What you have to do: Provide an exact transcription of all the records.

• • •

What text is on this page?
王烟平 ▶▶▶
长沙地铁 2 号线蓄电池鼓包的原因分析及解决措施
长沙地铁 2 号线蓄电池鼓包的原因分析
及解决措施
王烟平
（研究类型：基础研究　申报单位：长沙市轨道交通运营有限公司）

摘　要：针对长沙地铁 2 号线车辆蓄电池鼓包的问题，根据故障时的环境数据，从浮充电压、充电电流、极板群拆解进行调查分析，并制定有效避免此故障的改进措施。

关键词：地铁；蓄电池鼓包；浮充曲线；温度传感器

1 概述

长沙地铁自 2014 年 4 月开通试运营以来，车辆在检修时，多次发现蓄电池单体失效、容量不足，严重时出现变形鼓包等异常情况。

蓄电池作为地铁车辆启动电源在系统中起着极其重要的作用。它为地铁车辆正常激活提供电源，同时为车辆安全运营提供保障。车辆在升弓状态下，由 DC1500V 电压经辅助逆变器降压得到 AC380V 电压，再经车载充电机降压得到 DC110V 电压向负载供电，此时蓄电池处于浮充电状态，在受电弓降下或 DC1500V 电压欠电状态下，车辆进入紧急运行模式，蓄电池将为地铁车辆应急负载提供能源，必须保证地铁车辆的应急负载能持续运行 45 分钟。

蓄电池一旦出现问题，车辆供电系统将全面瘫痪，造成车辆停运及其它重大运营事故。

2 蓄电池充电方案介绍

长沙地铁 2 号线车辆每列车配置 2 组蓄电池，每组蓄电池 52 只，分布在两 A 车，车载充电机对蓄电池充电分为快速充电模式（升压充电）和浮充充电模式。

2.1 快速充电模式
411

• • •

Answer:
What text is on this page?
王烟平 ▶▶▶
长沙地铁 2 号线蓄电池鼓包的原因分析及解决措施
长沙地铁 2 号线蓄电池鼓包的原因分析
及解决措施
王烟平
（研究类型：基础研究　申报单位：长沙市轨道交通运营有限公司）

摘　要：针对长沙地铁 2 号线车辆蓄电池鼓包的问题，根据故障时的环境数据，从浮充电压、充电电流、极板群拆解进行调查分析，并制定有效避免此故障的改进措施。

关键词：地铁；蓄电池鼓包；浮充曲线；温度传感器

1 概述

长沙地铁自 2014 年 4 月开通试运营以来，车辆在检修时，多次发现蓄电池单体失效、容量不足，严重时出现变形鼓包等异常情况。

蓄电池作为地铁车辆启动电源在系统中起着极其重要的作用。它为地铁车辆正常激活提供电源，同时为车辆安全运营提供保障。车辆在升弓状态下，由 DC1500V 电压经辅助逆变器降压得到 AC380V 电压，再经车载充电机降压得到 DC110V 电压向负载供电，此时蓄电池处于浮充电状态，在受电弓降下或 DC1500V 电压欠电状态下，车辆进入紧急运行模式，蓄电池将为地铁车辆应急负载提供能源，必须保证地铁车辆的应急负载能持续运行 45 分钟。

蓄电池一旦出现问题，车辆供电系统将全面瘫痪，造成车辆停运及其它重大运营事故。

2 蓄电池充电方案介绍

长沙地铁 2 号线车辆每列车配置 2 组蓄电池，每组蓄电池 52 只，分布在两 A 车，车载充电机对蓄电池充电分为快速充电模式（升压充电）和浮充充电模式。

2.1 快速充电模式
411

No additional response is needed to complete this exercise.